◆ **What is required**: Repeat the material exactly, leaving nothing out.

Start Data records

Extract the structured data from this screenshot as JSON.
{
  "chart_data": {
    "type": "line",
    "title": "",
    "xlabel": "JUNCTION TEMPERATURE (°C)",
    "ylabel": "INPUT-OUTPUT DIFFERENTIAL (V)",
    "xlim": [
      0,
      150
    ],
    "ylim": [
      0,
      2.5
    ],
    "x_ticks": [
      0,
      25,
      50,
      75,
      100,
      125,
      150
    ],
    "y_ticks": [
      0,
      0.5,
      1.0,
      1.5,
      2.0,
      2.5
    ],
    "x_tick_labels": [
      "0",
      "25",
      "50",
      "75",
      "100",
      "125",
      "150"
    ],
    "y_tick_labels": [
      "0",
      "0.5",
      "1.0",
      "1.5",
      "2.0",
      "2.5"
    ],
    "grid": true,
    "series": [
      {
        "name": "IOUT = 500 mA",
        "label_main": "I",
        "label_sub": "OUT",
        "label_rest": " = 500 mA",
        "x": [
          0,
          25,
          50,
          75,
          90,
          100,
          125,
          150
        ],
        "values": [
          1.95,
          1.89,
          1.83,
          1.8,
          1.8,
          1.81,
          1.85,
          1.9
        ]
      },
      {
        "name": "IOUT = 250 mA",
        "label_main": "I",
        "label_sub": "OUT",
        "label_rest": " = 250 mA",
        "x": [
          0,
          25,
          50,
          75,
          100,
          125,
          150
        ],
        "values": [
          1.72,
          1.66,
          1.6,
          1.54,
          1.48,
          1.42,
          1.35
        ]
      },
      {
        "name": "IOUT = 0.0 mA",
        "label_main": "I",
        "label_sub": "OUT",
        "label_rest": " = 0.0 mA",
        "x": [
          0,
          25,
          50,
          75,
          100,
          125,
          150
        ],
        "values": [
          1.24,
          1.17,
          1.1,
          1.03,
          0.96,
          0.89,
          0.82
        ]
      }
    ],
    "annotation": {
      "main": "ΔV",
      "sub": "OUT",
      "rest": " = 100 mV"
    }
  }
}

End Data records

◆ **Task answer**:
Extract the structured data from this screenshot as JSON.
{
  "chart_data": {
    "type": "line",
    "title": "",
    "xlabel": "JUNCTION TEMPERATURE (°C)",
    "ylabel": "INPUT-OUTPUT DIFFERENTIAL (V)",
    "xlim": [
      0,
      150
    ],
    "ylim": [
      0,
      2.5
    ],
    "x_ticks": [
      0,
      25,
      50,
      75,
      100,
      125,
      150
    ],
    "y_ticks": [
      0,
      0.5,
      1.0,
      1.5,
      2.0,
      2.5
    ],
    "x_tick_labels": [
      "0",
      "25",
      "50",
      "75",
      "100",
      "125",
      "150"
    ],
    "y_tick_labels": [
      "0",
      "0.5",
      "1.0",
      "1.5",
      "2.0",
      "2.5"
    ],
    "grid": true,
    "series": [
      {
        "name": "IOUT = 500 mA",
        "label_main": "I",
        "label_sub": "OUT",
        "label_rest": " = 500 mA",
        "x": [
          0,
          25,
          50,
          75,
          90,
          100,
          125,
          150
        ],
        "values": [
          1.95,
          1.89,
          1.83,
          1.8,
          1.8,
          1.81,
          1.85,
          1.9
        ]
      },
      {
        "name": "IOUT = 250 mA",
        "label_main": "I",
        "label_sub": "OUT",
        "label_rest": " = 250 mA",
        "x": [
          0,
          25,
          50,
          75,
          100,
          125,
          150
        ],
        "values": [
          1.72,
          1.66,
          1.6,
          1.54,
          1.48,
          1.42,
          1.35
        ]
      },
      {
        "name": "IOUT = 0.0 mA",
        "label_main": "I",
        "label_sub": "OUT",
        "label_rest": " = 0.0 mA",
        "x": [
          0,
          25,
          50,
          75,
          100,
          125,
          150
        ],
        "values": [
          1.24,
          1.17,
          1.1,
          1.03,
          0.96,
          0.89,
          0.82
        ]
      }
    ],
    "annotation": {
      "main": "ΔV",
      "sub": "OUT",
      "rest": " = 100 mV"
    }
  }
}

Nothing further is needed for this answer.